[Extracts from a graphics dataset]
-----
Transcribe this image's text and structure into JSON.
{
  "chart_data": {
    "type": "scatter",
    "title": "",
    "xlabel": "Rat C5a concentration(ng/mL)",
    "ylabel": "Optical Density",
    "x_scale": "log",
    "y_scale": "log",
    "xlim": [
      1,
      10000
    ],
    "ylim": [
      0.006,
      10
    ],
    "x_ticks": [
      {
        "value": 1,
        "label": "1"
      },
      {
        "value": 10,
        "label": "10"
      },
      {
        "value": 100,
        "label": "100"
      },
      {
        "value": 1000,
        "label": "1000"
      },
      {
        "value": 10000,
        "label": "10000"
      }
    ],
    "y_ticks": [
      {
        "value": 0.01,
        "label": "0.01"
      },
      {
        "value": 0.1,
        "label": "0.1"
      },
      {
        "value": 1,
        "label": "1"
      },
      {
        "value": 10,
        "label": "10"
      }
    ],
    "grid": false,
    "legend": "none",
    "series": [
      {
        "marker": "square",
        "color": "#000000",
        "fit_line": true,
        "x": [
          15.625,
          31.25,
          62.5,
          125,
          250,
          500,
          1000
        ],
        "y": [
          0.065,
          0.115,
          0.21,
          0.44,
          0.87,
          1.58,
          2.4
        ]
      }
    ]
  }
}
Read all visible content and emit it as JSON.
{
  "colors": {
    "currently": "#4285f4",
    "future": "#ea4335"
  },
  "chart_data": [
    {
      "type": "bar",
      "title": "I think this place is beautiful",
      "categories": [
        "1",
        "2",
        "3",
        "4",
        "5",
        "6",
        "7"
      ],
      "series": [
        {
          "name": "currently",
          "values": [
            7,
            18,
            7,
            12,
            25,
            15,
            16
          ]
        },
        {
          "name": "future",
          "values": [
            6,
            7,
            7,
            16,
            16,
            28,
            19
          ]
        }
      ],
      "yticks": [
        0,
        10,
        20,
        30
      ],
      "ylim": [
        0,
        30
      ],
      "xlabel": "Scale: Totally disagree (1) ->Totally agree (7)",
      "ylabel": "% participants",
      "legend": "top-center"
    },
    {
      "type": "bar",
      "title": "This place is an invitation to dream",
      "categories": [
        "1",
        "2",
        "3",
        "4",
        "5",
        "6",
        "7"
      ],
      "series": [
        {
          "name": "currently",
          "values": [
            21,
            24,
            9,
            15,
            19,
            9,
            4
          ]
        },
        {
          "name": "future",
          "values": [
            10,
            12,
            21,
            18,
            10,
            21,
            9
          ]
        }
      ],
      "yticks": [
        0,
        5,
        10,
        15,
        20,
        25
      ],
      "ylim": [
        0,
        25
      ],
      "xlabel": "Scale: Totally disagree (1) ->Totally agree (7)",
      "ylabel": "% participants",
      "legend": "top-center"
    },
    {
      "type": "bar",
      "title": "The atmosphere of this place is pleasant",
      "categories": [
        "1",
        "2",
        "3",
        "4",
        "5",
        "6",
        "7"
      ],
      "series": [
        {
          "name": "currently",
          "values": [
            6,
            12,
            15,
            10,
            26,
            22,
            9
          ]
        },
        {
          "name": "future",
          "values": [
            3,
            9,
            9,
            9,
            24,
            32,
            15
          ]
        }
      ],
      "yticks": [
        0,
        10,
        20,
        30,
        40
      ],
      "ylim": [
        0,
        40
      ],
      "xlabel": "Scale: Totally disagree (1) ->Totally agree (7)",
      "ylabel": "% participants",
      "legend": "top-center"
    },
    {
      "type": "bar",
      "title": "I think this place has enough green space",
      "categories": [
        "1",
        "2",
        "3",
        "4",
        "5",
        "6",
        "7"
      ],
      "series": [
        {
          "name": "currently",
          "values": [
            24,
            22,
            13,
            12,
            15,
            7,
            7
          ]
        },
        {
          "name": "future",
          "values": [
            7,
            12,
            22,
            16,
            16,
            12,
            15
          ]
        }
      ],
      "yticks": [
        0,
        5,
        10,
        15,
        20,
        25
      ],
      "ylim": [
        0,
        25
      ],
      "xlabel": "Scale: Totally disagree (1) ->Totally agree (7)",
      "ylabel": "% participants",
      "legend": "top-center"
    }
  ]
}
-----
Go through the material above line by line and copy it exactly.

Transcribe this image's text and structure into JSON.
{
  "chart_data": {
    "type": "scatter",
    "title": "",
    "xlabel": "Rat C5a concentration(ng/mL)",
    "ylabel": "Optical Density",
    "x_scale": "log",
    "y_scale": "log",
    "xlim": [
      1,
      10000
    ],
    "ylim": [
      0.006,
      10
    ],
    "x_ticks": [
      {
        "value": 1,
        "label": "1"
      },
      {
        "value": 10,
        "label": "10"
      },
      {
        "value": 100,
        "label": "100"
      },
      {
        "value": 1000,
        "label": "1000"
      },
      {
        "value": 10000,
        "label": "10000"
      }
    ],
    "y_ticks": [
      {
        "value": 0.01,
        "label": "0.01"
      },
      {
        "value": 0.1,
        "label": "0.1"
      },
      {
        "value": 1,
        "label": "1"
      },
      {
        "value": 10,
        "label": "10"
      }
    ],
    "grid": false,
    "legend": "none",
    "series": [
      {
        "marker": "square",
        "color": "#000000",
        "fit_line": true,
        "x": [
          15.625,
          31.25,
          62.5,
          125,
          250,
          500,
          1000
        ],
        "y": [
          0.065,
          0.115,
          0.21,
          0.44,
          0.87,
          1.58,
          2.4
        ]
      }
    ]
  }
}
Read all visible content and emit it as JSON.
{
  "colors": {
    "currently": "#4285f4",
    "future": "#ea4335"
  },
  "chart_data": [
    {
      "type": "bar",
      "title": "I think this place is beautiful",
      "categories": [
        "1",
        "2",
        "3",
        "4",
        "5",
        "6",
        "7"
      ],
      "series": [
        {
          "name": "currently",
          "values": [
            7,
            18,
            7,
            12,
            25,
            15,
            16
          ]
        },
        {
          "name": "future",
          "values": [
            6,
            7,
            7,
            16,
            16,
            28,
            19
          ]
        }
      ],
      "yticks": [
        0,
        10,
        20,
        30
      ],
      "ylim": [
        0,
        30
      ],
      "xlabel": "Scale: Totally disagree (1) ->Totally agree (7)",
      "ylabel": "% participants",
      "legend": "top-center"
    },
    {
      "type": "bar",
      "title": "This place is an invitation to dream",
      "categories": [
        "1",
        "2",
        "3",
        "4",
        "5",
        "6",
        "7"
      ],
      "series": [
        {
          "name": "currently",
          "values": [
            21,
            24,
            9,
            15,
            19,
            9,
            4
          ]
        },
        {
          "name": "future",
          "values": [
            10,
            12,
            21,
            18,
            10,
            21,
            9
          ]
        }
      ],
      "yticks": [
        0,
        5,
        10,
        15,
        20,
        25
      ],
      "ylim": [
        0,
        25
      ],
      "xlabel": "Scale: Totally disagree (1) ->Totally agree (7)",
      "ylabel": "% participants",
      "legend": "top-center"
    },
    {
      "type": "bar",
      "title": "The atmosphere of this place is pleasant",
      "categories": [
        "1",
        "2",
        "3",
        "4",
        "5",
        "6",
        "7"
      ],
      "series": [
        {
          "name": "currently",
          "values": [
            6,
            12,
            15,
            10,
            26,
            22,
            9
          ]
        },
        {
          "name": "future",
          "values": [
            3,
            9,
            9,
            9,
            24,
            32,
            15
          ]
        }
      ],
      "yticks": [
        0,
        10,
        20,
        30,
        40
      ],
      "ylim": [
        0,
        40
      ],
      "xlabel": "Scale: Totally disagree (1) ->Totally agree (7)",
      "ylabel": "% participants",
      "legend": "top-center"
    },
    {
      "type": "bar",
      "title": "I think this place has enough green space",
      "categories": [
        "1",
        "2",
        "3",
        "4",
        "5",
        "6",
        "7"
      ],
      "series": [
        {
          "name": "currently",
          "values": [
            24,
            22,
            13,
            12,
            15,
            7,
            7
          ]
        },
        {
          "name": "future",
          "values": [
            7,
            12,
            22,
            16,
            16,
            12,
            15
          ]
        }
      ],
      "yticks": [
        0,
        5,
        10,
        15,
        20,
        25
      ],
      "ylim": [
        0,
        25
      ],
      "xlabel": "Scale: Totally disagree (1) ->Totally agree (7)",
      "ylabel": "% participants",
      "legend": "top-center"
    }
  ]
}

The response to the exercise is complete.